------ INFORMATION GIVEN

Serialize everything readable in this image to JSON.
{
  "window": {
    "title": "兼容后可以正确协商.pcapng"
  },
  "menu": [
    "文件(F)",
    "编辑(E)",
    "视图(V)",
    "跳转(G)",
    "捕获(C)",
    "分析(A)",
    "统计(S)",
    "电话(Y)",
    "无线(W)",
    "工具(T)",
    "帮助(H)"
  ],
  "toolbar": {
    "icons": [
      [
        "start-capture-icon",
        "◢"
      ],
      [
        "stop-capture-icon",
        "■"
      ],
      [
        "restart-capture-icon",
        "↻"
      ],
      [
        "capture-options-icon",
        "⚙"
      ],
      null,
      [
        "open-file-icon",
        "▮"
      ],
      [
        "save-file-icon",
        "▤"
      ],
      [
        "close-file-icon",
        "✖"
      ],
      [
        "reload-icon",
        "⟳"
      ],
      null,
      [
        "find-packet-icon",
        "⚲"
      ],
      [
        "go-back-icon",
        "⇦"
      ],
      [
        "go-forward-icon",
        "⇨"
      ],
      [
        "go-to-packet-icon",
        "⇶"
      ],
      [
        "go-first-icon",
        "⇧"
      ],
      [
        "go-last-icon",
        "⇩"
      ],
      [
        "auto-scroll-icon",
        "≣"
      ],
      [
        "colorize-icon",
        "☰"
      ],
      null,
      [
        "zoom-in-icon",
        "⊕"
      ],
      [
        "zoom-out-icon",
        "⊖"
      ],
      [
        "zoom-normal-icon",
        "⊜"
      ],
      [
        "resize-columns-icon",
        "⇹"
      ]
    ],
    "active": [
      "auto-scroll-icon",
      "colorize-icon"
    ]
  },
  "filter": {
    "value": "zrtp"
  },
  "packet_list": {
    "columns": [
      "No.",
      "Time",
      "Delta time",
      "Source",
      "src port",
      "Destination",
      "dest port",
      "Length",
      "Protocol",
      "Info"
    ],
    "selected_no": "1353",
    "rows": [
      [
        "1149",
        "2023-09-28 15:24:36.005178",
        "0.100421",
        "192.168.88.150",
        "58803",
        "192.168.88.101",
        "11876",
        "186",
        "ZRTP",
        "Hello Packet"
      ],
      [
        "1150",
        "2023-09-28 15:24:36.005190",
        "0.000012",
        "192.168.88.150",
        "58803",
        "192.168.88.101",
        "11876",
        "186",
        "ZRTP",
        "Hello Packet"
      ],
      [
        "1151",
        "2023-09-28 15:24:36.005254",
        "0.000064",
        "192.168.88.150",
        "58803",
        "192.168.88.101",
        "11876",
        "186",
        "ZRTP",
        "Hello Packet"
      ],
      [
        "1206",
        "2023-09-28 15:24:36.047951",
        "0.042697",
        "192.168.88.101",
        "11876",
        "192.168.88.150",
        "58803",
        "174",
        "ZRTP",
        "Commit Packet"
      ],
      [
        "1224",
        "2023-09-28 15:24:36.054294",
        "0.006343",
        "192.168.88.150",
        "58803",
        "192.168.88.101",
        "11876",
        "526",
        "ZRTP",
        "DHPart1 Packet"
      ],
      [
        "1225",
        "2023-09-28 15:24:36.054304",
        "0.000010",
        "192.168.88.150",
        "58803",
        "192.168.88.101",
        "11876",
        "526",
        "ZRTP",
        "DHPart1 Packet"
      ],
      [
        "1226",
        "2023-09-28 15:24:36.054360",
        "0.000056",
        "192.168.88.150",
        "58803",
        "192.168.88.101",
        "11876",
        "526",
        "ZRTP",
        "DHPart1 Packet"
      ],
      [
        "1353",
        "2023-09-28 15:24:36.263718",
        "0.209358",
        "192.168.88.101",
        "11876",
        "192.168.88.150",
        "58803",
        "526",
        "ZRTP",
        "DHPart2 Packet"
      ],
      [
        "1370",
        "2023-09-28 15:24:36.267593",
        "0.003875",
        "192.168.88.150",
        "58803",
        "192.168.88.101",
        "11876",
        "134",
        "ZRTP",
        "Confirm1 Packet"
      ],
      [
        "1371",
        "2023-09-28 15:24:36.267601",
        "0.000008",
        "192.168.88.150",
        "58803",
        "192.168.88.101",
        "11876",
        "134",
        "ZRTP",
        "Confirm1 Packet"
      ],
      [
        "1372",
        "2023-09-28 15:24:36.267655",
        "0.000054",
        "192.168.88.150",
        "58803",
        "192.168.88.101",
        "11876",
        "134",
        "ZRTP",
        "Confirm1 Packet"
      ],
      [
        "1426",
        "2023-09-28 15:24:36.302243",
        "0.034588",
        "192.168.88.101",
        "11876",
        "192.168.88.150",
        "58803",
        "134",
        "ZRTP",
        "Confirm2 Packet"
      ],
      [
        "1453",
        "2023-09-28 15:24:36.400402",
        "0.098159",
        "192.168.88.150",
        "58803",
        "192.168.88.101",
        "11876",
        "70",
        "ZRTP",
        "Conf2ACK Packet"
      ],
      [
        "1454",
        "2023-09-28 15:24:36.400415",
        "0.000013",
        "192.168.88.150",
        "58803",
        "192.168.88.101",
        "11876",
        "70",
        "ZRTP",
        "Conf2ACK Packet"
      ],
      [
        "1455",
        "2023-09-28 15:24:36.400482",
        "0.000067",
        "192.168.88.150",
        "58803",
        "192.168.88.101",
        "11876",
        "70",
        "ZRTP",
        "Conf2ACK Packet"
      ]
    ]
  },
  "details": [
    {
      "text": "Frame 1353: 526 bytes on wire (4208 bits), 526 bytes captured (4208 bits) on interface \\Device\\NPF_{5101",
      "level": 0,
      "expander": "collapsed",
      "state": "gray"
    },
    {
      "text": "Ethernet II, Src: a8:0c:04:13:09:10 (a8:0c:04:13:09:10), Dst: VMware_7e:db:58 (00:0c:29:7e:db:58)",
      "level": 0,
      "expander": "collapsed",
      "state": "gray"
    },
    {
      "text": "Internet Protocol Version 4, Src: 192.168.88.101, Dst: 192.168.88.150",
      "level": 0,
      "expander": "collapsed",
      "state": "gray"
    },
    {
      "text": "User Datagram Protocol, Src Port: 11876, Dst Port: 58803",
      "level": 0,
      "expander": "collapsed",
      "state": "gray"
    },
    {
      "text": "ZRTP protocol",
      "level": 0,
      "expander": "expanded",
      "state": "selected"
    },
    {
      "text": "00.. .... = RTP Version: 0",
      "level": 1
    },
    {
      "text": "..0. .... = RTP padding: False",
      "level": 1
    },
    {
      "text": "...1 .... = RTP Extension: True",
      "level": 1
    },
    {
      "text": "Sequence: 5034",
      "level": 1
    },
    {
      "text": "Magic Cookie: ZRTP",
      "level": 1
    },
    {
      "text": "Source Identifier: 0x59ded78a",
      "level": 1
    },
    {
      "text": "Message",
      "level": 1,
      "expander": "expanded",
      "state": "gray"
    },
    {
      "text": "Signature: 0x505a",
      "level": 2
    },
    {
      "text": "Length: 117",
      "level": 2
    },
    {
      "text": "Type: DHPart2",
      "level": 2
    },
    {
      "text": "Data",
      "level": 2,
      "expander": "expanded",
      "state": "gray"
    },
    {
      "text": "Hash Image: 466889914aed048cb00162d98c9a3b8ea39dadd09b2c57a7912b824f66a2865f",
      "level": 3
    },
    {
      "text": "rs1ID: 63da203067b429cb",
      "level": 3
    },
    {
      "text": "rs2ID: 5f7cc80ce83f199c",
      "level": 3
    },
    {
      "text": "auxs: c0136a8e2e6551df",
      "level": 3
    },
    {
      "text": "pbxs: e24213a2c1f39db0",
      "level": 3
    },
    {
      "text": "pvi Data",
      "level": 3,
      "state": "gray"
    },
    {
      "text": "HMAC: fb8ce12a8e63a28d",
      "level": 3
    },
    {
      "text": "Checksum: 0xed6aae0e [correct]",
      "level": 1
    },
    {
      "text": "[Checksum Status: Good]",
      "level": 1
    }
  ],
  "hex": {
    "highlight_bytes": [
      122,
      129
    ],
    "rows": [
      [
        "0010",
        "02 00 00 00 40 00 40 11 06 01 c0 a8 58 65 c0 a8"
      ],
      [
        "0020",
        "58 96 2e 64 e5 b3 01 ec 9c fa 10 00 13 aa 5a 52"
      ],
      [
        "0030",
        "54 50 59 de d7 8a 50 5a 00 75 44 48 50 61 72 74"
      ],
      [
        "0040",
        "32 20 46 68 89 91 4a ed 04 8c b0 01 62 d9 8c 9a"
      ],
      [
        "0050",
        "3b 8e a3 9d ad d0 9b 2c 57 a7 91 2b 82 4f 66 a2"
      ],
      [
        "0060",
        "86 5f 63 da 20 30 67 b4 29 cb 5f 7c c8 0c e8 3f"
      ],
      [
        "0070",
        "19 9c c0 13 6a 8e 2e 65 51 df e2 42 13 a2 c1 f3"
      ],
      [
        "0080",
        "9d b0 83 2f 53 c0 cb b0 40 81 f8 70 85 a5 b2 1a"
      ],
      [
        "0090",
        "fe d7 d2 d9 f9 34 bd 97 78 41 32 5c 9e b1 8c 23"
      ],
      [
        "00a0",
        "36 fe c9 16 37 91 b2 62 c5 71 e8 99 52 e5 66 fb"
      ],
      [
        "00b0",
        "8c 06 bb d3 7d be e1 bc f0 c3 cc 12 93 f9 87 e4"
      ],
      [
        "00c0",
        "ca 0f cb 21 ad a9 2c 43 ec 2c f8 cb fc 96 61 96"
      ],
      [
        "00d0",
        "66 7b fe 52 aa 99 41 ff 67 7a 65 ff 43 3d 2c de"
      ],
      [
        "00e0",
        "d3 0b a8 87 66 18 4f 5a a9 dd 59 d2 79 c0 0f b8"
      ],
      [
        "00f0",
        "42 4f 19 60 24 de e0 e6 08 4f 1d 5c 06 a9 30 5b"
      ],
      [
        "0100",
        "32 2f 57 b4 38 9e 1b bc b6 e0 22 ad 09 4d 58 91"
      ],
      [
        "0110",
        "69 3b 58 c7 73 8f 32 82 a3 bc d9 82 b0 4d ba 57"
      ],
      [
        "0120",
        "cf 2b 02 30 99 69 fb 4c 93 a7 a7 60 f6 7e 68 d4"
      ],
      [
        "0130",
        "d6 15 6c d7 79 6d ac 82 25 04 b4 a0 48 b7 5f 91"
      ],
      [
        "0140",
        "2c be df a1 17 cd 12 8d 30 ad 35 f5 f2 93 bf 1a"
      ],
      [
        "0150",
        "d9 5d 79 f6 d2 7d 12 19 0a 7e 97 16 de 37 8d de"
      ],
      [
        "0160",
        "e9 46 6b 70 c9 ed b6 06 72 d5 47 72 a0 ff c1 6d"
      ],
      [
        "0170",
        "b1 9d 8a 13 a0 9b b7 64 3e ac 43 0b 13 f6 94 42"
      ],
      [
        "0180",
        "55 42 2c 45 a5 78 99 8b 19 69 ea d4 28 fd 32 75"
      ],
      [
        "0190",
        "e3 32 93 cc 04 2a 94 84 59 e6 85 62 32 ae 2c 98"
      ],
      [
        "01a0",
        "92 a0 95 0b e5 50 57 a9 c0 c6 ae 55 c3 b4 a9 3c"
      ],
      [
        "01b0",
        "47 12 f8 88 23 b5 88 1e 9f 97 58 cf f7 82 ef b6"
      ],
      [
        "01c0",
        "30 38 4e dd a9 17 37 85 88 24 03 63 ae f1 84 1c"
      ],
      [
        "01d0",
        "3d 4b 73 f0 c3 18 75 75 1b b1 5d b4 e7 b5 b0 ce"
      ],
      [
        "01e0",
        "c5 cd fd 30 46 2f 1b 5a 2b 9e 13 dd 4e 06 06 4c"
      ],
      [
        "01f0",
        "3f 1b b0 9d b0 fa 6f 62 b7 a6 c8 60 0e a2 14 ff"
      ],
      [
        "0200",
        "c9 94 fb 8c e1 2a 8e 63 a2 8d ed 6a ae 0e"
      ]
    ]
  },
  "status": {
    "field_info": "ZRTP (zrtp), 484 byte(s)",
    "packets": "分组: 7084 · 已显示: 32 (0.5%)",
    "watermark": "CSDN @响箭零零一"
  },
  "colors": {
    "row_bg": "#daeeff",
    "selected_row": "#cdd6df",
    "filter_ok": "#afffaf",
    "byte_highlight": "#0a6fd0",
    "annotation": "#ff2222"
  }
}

------------

TASK DESCRIPTION: Show every line above in which the word "zoom" occurs.

SOLUTION TO THIS PROBLEM:
        "zoom-in-icon",
        "zoom-out-icon",
        "zoom-normal-icon",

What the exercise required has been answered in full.